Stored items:
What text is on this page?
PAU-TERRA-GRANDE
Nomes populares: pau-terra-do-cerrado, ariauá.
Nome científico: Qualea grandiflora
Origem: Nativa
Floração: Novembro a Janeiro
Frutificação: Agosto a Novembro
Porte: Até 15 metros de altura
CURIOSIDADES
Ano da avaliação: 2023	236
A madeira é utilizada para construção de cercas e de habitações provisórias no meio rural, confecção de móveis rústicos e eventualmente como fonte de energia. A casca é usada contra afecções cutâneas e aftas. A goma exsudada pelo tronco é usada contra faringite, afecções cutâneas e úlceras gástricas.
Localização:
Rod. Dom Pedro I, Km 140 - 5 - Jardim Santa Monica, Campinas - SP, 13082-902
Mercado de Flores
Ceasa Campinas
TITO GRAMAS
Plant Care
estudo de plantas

**The task:** Reproduce each record exactly, leaving nothing out.

**Task response:**
What text is on this page?
PAU-TERRA-GRANDE
Nomes populares: pau-terra-do-cerrado, ariauá.
Nome científico: Qualea grandiflora
Origem: Nativa
Floração: Novembro a Janeiro
Frutificação: Agosto a Novembro
Porte: Até 15 metros de altura
CURIOSIDADES
Ano da avaliação: 2023	236
A madeira é utilizada para construção de cercas e de habitações provisórias no meio rural, confecção de móveis rústicos e eventualmente como fonte de energia. A casca é usada contra afecções cutâneas e aftas. A goma exsudada pelo tronco é usada contra faringite, afecções cutâneas e úlceras gástricas.
Localização:
Rod. Dom Pedro I, Km 140 - 5 - Jardim Santa Monica, Campinas - SP, 13082-902
Mercado de Flores
Ceasa Campinas
TITO GRAMAS
Plant Care
estudo de plantas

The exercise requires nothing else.